Data entries
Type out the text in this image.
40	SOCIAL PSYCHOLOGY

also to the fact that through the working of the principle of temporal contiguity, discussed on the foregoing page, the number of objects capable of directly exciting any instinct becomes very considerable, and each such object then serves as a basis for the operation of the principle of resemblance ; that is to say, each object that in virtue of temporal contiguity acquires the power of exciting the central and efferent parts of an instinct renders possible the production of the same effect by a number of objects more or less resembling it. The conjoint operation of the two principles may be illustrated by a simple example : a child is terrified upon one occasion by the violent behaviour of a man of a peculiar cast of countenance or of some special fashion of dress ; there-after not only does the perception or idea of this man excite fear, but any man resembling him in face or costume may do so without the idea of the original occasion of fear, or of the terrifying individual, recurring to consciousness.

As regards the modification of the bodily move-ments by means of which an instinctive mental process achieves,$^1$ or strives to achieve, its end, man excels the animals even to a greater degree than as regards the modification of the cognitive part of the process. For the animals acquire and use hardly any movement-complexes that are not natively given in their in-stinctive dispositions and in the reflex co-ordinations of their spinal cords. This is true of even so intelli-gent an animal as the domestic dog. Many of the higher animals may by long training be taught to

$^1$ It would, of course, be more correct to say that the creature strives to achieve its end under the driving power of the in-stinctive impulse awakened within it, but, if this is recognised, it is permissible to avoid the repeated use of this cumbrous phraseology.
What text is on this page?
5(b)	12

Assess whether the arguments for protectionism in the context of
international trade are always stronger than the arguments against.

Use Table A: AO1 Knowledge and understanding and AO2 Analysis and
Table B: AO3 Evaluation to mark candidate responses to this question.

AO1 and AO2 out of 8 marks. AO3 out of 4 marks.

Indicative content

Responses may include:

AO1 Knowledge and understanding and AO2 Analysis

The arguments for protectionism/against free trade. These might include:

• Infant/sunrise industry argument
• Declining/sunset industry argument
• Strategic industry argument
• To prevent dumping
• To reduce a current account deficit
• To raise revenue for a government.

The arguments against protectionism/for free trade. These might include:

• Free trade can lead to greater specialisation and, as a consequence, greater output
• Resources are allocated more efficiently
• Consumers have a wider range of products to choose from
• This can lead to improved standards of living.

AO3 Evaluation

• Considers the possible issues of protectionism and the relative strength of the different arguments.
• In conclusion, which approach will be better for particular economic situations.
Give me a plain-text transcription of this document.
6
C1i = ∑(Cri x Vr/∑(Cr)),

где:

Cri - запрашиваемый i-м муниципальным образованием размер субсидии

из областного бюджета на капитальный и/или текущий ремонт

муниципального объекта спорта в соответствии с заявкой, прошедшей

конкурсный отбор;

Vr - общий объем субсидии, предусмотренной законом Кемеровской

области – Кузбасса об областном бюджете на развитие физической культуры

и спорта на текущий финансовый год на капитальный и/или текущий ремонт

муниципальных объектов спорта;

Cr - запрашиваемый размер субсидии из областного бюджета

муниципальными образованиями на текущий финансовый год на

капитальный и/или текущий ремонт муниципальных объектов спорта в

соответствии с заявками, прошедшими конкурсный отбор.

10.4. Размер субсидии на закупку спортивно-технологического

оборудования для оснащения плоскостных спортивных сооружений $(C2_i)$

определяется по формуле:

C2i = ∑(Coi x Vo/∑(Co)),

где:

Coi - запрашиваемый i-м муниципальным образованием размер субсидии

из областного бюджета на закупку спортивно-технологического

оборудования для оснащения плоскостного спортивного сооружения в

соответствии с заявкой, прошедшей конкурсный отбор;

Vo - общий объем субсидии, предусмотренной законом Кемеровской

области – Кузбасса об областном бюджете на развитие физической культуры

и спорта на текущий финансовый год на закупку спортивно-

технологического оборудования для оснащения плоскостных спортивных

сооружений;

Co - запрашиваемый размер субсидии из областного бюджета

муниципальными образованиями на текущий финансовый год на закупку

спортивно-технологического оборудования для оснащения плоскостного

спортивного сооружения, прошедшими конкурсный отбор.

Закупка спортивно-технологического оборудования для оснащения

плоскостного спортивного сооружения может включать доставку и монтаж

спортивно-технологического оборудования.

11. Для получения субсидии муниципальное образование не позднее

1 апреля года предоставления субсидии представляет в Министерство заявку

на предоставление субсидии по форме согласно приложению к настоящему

PROMPT: Print out every entry, keeping each one exact.

CORRECT RESPONSE:
Type out the text in this image.
40	SOCIAL PSYCHOLOGY

also to the fact that through the working of the principle of temporal contiguity, discussed on the foregoing page, the number of objects capable of directly exciting any instinct becomes very considerable, and each such object then serves as a basis for the operation of the principle of resemblance ; that is to say, each object that in virtue of temporal contiguity acquires the power of exciting the central and efferent parts of an instinct renders possible the production of the same effect by a number of objects more or less resembling it. The conjoint operation of the two principles may be illustrated by a simple example : a child is terrified upon one occasion by the violent behaviour of a man of a peculiar cast of countenance or of some special fashion of dress ; there-after not only does the perception or idea of this man excite fear, but any man resembling him in face or costume may do so without the idea of the original occasion of fear, or of the terrifying individual, recurring to consciousness.

As regards the modification of the bodily move-ments by means of which an instinctive mental process achieves,$^1$ or strives to achieve, its end, man excels the animals even to a greater degree than as regards the modification of the cognitive part of the process. For the animals acquire and use hardly any movement-complexes that are not natively given in their in-stinctive dispositions and in the reflex co-ordinations of their spinal cords. This is true of even so intelli-gent an animal as the domestic dog. Many of the higher animals may by long training be taught to

$^1$ It would, of course, be more correct to say that the creature strives to achieve its end under the driving power of the in-stinctive impulse awakened within it, but, if this is recognised, it is permissible to avoid the repeated use of this cumbrous phraseology.
What text is on this page?
5(b)	12

Assess whether the arguments for protectionism in the context of
international trade are always stronger than the arguments against.

Use Table A: AO1 Knowledge and understanding and AO2 Analysis and
Table B: AO3 Evaluation to mark candidate responses to this question.

AO1 and AO2 out of 8 marks. AO3 out of 4 marks.

Indicative content

Responses may include:

AO1 Knowledge and understanding and AO2 Analysis

The arguments for protectionism/against free trade. These might include:

• Infant/sunrise industry argument
• Declining/sunset industry argument
• Strategic industry argument
• To prevent dumping
• To reduce a current account deficit
• To raise revenue for a government.

The arguments against protectionism/for free trade. These might include:

• Free trade can lead to greater specialisation and, as a consequence, greater output
• Resources are allocated more efficiently
• Consumers have a wider range of products to choose from
• This can lead to improved standards of living.

AO3 Evaluation

• Considers the possible issues of protectionism and the relative strength of the different arguments.
• In conclusion, which approach will be better for particular economic situations.
Give me a plain-text transcription of this document.
6
C1i = ∑(Cri x Vr/∑(Cr)),

где:

Cri - запрашиваемый i-м муниципальным образованием размер субсидии

из областного бюджета на капитальный и/или текущий ремонт

муниципального объекта спорта в соответствии с заявкой, прошедшей

конкурсный отбор;

Vr - общий объем субсидии, предусмотренной законом Кемеровской

области – Кузбасса об областном бюджете на развитие физической культуры

и спорта на текущий финансовый год на капитальный и/или текущий ремонт

муниципальных объектов спорта;

Cr - запрашиваемый размер субсидии из областного бюджета

муниципальными образованиями на текущий финансовый год на

капитальный и/или текущий ремонт муниципальных объектов спорта в

соответствии с заявками, прошедшими конкурсный отбор.

10.4. Размер субсидии на закупку спортивно-технологического

оборудования для оснащения плоскостных спортивных сооружений $(C2_i)$

определяется по формуле:

C2i = ∑(Coi x Vo/∑(Co)),

где:

Coi - запрашиваемый i-м муниципальным образованием размер субсидии

из областного бюджета на закупку спортивно-технологического

оборудования для оснащения плоскостного спортивного сооружения в

соответствии с заявкой, прошедшей конкурсный отбор;

Vo - общий объем субсидии, предусмотренной законом Кемеровской

области – Кузбасса об областном бюджете на развитие физической культуры

и спорта на текущий финансовый год на закупку спортивно-

технологического оборудования для оснащения плоскостных спортивных

сооружений;

Co - запрашиваемый размер субсидии из областного бюджета

муниципальными образованиями на текущий финансовый год на закупку

спортивно-технологического оборудования для оснащения плоскостного

спортивного сооружения, прошедшими конкурсный отбор.

Закупка спортивно-технологического оборудования для оснащения

плоскостного спортивного сооружения может включать доставку и монтаж

спортивно-технологического оборудования.

11. Для получения субсидии муниципальное образование не позднее

1 апреля года предоставления субсидии представляет в Министерство заявку

на предоставление субсидии по форме согласно приложению к настоящему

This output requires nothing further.